- [EXTRACTED INFORMATION]

▬▬▬▬▬▬

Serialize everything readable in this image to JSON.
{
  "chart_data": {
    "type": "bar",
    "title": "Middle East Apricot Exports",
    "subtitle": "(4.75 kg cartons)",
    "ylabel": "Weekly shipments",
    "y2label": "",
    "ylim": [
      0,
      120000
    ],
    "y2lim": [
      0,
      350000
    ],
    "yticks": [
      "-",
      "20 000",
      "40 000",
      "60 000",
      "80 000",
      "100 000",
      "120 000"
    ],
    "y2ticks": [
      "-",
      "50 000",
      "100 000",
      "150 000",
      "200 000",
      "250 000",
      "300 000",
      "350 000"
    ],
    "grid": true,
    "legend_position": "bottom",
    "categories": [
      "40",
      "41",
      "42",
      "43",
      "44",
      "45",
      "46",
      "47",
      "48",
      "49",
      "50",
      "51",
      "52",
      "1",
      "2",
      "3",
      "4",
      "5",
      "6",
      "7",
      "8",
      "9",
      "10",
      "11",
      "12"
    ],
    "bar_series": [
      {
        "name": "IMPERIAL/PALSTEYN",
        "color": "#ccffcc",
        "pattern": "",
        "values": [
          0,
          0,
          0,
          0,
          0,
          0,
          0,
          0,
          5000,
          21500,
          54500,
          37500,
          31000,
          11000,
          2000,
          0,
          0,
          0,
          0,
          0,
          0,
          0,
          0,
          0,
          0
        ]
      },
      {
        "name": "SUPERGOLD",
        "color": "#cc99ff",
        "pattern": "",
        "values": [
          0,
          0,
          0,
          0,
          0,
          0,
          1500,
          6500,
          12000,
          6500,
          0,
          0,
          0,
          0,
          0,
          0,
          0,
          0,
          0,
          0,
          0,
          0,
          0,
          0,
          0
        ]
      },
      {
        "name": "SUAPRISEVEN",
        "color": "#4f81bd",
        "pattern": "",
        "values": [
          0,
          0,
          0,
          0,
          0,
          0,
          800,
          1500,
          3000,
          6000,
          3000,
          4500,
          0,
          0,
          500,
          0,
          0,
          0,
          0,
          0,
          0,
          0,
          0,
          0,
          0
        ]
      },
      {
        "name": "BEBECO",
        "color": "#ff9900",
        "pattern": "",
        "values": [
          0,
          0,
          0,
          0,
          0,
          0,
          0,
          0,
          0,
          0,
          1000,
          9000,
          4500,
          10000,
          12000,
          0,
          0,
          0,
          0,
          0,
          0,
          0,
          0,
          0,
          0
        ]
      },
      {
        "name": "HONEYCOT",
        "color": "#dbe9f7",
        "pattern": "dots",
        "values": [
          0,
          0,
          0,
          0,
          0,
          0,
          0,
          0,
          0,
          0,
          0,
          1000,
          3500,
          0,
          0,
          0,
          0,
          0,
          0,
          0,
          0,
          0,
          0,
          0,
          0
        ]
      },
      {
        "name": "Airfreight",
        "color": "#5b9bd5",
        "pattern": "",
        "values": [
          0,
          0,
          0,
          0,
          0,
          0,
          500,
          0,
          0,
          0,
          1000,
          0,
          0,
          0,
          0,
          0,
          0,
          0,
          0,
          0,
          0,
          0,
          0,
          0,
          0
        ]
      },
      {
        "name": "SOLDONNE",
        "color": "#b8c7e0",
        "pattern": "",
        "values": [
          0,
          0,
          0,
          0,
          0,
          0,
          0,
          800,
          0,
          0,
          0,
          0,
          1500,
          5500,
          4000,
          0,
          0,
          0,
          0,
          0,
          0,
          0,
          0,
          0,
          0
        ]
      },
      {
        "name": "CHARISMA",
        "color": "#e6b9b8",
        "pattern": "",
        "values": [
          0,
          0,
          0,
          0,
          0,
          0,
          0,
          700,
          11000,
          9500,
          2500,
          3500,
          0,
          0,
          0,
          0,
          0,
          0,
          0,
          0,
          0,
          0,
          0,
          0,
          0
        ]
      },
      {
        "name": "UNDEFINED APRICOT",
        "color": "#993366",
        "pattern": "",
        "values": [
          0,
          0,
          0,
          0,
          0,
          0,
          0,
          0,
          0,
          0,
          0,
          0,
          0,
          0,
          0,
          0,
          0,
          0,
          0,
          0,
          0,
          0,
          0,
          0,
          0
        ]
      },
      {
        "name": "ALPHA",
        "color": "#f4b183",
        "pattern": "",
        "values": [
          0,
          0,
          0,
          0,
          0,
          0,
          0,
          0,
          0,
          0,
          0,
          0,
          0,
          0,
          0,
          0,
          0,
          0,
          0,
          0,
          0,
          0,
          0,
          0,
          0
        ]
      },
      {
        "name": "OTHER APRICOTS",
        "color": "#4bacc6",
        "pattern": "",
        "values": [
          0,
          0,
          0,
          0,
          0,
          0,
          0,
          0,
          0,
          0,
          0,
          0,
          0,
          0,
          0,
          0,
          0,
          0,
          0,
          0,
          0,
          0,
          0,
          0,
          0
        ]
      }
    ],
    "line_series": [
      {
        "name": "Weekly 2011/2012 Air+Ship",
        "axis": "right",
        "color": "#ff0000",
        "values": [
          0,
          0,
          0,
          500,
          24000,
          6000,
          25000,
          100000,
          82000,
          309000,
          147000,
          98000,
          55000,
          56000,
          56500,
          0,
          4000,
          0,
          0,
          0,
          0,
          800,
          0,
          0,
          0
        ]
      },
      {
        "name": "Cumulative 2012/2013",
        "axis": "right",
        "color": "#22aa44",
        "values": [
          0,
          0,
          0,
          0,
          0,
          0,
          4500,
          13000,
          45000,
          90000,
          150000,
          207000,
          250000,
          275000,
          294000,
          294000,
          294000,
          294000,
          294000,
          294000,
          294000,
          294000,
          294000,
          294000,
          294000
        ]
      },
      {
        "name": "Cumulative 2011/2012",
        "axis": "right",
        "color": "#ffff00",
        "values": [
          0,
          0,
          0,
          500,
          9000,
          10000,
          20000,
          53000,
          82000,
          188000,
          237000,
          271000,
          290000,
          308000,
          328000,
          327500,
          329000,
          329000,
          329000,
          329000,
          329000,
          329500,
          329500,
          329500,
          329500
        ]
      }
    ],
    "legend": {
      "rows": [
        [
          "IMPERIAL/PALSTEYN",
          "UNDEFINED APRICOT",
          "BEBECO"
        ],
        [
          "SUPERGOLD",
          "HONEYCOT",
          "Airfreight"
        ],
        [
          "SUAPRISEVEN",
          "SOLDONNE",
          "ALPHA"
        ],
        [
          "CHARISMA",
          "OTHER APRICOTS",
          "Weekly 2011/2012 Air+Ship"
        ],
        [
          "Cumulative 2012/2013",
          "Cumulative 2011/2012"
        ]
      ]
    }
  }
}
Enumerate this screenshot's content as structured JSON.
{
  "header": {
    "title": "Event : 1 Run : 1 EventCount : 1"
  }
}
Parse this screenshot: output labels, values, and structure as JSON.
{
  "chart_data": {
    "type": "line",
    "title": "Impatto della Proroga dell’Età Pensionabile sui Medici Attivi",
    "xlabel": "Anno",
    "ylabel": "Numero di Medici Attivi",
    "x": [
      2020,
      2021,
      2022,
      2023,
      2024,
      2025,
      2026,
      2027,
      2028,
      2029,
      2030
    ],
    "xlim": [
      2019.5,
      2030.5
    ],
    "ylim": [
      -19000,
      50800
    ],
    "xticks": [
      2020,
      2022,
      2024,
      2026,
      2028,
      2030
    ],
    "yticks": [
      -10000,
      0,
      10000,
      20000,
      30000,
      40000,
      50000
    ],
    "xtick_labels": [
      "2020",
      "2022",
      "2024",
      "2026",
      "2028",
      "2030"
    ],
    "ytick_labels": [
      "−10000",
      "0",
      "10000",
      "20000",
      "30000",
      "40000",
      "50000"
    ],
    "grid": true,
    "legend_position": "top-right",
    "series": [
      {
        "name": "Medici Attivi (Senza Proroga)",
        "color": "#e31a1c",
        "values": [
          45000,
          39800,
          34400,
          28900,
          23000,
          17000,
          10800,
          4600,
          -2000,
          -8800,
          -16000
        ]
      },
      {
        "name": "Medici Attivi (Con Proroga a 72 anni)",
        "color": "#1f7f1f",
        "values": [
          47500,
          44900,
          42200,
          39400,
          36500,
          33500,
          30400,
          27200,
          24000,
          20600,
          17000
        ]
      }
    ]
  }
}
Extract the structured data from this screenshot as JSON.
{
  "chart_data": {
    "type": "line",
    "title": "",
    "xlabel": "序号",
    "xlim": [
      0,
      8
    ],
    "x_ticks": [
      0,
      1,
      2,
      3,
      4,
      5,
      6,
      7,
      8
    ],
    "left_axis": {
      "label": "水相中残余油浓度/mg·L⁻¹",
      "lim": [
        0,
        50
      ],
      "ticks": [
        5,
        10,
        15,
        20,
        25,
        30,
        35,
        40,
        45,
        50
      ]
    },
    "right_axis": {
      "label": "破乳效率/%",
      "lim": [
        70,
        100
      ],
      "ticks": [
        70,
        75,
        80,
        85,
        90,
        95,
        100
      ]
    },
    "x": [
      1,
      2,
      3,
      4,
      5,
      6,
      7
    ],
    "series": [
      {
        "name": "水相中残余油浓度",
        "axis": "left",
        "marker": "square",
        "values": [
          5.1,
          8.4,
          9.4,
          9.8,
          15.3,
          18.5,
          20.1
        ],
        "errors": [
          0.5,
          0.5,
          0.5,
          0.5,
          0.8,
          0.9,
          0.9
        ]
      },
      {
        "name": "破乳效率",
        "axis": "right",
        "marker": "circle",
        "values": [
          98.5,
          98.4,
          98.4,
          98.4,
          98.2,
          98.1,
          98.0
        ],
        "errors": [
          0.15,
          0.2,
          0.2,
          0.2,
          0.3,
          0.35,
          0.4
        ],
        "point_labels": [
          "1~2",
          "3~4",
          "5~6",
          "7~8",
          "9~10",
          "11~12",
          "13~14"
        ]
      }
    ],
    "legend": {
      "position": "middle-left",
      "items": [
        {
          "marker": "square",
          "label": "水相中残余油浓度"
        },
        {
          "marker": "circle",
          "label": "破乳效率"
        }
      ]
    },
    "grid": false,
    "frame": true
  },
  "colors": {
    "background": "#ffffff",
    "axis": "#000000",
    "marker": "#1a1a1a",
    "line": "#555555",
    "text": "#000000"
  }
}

▬▬▬▬▬▬

- [SHORT EXERCISE] Report how many lines in the listing include the word "screenshot". Give nothing but the count.

- [OUTPUT OF THE EXERCISE] 3